# START OF DATA IN THIS EXERCISE

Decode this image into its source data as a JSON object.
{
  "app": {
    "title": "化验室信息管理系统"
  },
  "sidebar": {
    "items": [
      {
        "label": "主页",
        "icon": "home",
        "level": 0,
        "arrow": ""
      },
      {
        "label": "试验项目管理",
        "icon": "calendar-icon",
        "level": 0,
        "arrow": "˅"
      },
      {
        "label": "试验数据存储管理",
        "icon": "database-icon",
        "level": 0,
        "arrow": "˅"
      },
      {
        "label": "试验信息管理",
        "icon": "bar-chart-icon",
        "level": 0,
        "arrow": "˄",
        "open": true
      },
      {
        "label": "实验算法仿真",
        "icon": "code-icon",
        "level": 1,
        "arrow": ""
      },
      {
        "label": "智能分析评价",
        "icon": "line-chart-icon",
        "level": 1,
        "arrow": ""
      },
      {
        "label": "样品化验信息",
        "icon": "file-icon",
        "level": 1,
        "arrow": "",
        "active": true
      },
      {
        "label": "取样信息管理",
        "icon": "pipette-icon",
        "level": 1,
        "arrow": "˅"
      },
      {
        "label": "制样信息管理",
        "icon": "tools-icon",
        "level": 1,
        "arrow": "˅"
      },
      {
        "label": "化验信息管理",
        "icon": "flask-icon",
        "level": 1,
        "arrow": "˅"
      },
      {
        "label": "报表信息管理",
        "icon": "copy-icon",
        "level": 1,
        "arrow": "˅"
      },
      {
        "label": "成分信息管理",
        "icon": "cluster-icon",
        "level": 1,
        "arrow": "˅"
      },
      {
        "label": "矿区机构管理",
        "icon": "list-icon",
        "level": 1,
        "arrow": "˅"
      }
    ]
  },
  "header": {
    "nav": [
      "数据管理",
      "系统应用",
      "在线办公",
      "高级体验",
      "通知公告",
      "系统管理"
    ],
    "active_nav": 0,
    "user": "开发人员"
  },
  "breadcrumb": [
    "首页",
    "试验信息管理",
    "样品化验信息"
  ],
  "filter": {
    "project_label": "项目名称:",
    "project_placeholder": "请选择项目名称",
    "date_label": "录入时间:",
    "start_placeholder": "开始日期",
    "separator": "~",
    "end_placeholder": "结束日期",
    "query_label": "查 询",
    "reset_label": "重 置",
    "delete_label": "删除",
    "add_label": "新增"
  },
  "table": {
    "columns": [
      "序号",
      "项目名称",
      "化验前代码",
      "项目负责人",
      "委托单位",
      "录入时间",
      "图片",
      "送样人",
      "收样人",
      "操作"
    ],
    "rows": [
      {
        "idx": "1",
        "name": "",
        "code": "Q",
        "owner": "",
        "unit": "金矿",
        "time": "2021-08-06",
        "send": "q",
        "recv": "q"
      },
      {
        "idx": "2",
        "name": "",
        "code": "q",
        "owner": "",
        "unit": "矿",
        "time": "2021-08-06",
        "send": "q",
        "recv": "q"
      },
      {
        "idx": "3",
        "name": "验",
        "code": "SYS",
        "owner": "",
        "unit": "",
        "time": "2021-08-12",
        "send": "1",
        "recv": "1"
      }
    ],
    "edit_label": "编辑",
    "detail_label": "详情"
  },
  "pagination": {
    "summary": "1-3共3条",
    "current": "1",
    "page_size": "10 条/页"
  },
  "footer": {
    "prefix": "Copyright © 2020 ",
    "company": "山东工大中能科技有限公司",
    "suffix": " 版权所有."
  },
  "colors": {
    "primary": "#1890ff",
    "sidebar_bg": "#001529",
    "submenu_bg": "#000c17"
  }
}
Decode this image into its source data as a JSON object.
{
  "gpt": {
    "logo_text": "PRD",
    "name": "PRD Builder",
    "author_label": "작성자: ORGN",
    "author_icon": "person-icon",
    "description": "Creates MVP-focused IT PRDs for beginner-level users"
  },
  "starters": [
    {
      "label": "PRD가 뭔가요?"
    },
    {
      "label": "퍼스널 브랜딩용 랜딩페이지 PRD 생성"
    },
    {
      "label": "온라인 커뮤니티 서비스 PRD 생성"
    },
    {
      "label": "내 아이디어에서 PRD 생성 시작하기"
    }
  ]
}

# END OF DATA IN THIS EXERCISE

-- TASK TO COMPLETE --
Copy the records above exactly as they appear.

-- EXPECTED OUTPUT --
Decode this image into its source data as a JSON object.
{
  "app": {
    "title": "化验室信息管理系统"
  },
  "sidebar": {
    "items": [
      {
        "label": "主页",
        "icon": "home",
        "level": 0,
        "arrow": ""
      },
      {
        "label": "试验项目管理",
        "icon": "calendar-icon",
        "level": 0,
        "arrow": "˅"
      },
      {
        "label": "试验数据存储管理",
        "icon": "database-icon",
        "level": 0,
        "arrow": "˅"
      },
      {
        "label": "试验信息管理",
        "icon": "bar-chart-icon",
        "level": 0,
        "arrow": "˄",
        "open": true
      },
      {
        "label": "实验算法仿真",
        "icon": "code-icon",
        "level": 1,
        "arrow": ""
      },
      {
        "label": "智能分析评价",
        "icon": "line-chart-icon",
        "level": 1,
        "arrow": ""
      },
      {
        "label": "样品化验信息",
        "icon": "file-icon",
        "level": 1,
        "arrow": "",
        "active": true
      },
      {
        "label": "取样信息管理",
        "icon": "pipette-icon",
        "level": 1,
        "arrow": "˅"
      },
      {
        "label": "制样信息管理",
        "icon": "tools-icon",
        "level": 1,
        "arrow": "˅"
      },
      {
        "label": "化验信息管理",
        "icon": "flask-icon",
        "level": 1,
        "arrow": "˅"
      },
      {
        "label": "报表信息管理",
        "icon": "copy-icon",
        "level": 1,
        "arrow": "˅"
      },
      {
        "label": "成分信息管理",
        "icon": "cluster-icon",
        "level": 1,
        "arrow": "˅"
      },
      {
        "label": "矿区机构管理",
        "icon": "list-icon",
        "level": 1,
        "arrow": "˅"
      }
    ]
  },
  "header": {
    "nav": [
      "数据管理",
      "系统应用",
      "在线办公",
      "高级体验",
      "通知公告",
      "系统管理"
    ],
    "active_nav": 0,
    "user": "开发人员"
  },
  "breadcrumb": [
    "首页",
    "试验信息管理",
    "样品化验信息"
  ],
  "filter": {
    "project_label": "项目名称:",
    "project_placeholder": "请选择项目名称",
    "date_label": "录入时间:",
    "start_placeholder": "开始日期",
    "separator": "~",
    "end_placeholder": "结束日期",
    "query_label": "查 询",
    "reset_label": "重 置",
    "delete_label": "删除",
    "add_label": "新增"
  },
  "table": {
    "columns": [
      "序号",
      "项目名称",
      "化验前代码",
      "项目负责人",
      "委托单位",
      "录入时间",
      "图片",
      "送样人",
      "收样人",
      "操作"
    ],
    "rows": [
      {
        "idx": "1",
        "name": "",
        "code": "Q",
        "owner": "",
        "unit": "金矿",
        "time": "2021-08-06",
        "send": "q",
        "recv": "q"
      },
      {
        "idx": "2",
        "name": "",
        "code": "q",
        "owner": "",
        "unit": "矿",
        "time": "2021-08-06",
        "send": "q",
        "recv": "q"
      },
      {
        "idx": "3",
        "name": "验",
        "code": "SYS",
        "owner": "",
        "unit": "",
        "time": "2021-08-12",
        "send": "1",
        "recv": "1"
      }
    ],
    "edit_label": "编辑",
    "detail_label": "详情"
  },
  "pagination": {
    "summary": "1-3共3条",
    "current": "1",
    "page_size": "10 条/页"
  },
  "footer": {
    "prefix": "Copyright © 2020 ",
    "company": "山东工大中能科技有限公司",
    "suffix": " 版权所有."
  },
  "colors": {
    "primary": "#1890ff",
    "sidebar_bg": "#001529",
    "submenu_bg": "#000c17"
  }
}
Decode this image into its source data as a JSON object.
{
  "gpt": {
    "logo_text": "PRD",
    "name": "PRD Builder",
    "author_label": "작성자: ORGN",
    "author_icon": "person-icon",
    "description": "Creates MVP-focused IT PRDs for beginner-level users"
  },
  "starters": [
    {
      "label": "PRD가 뭔가요?"
    },
    {
      "label": "퍼스널 브랜딩용 랜딩페이지 PRD 생성"
    },
    {
      "label": "온라인 커뮤니티 서비스 PRD 생성"
    },
    {
      "label": "내 아이디어에서 PRD 생성 시작하기"
    }
  ]
}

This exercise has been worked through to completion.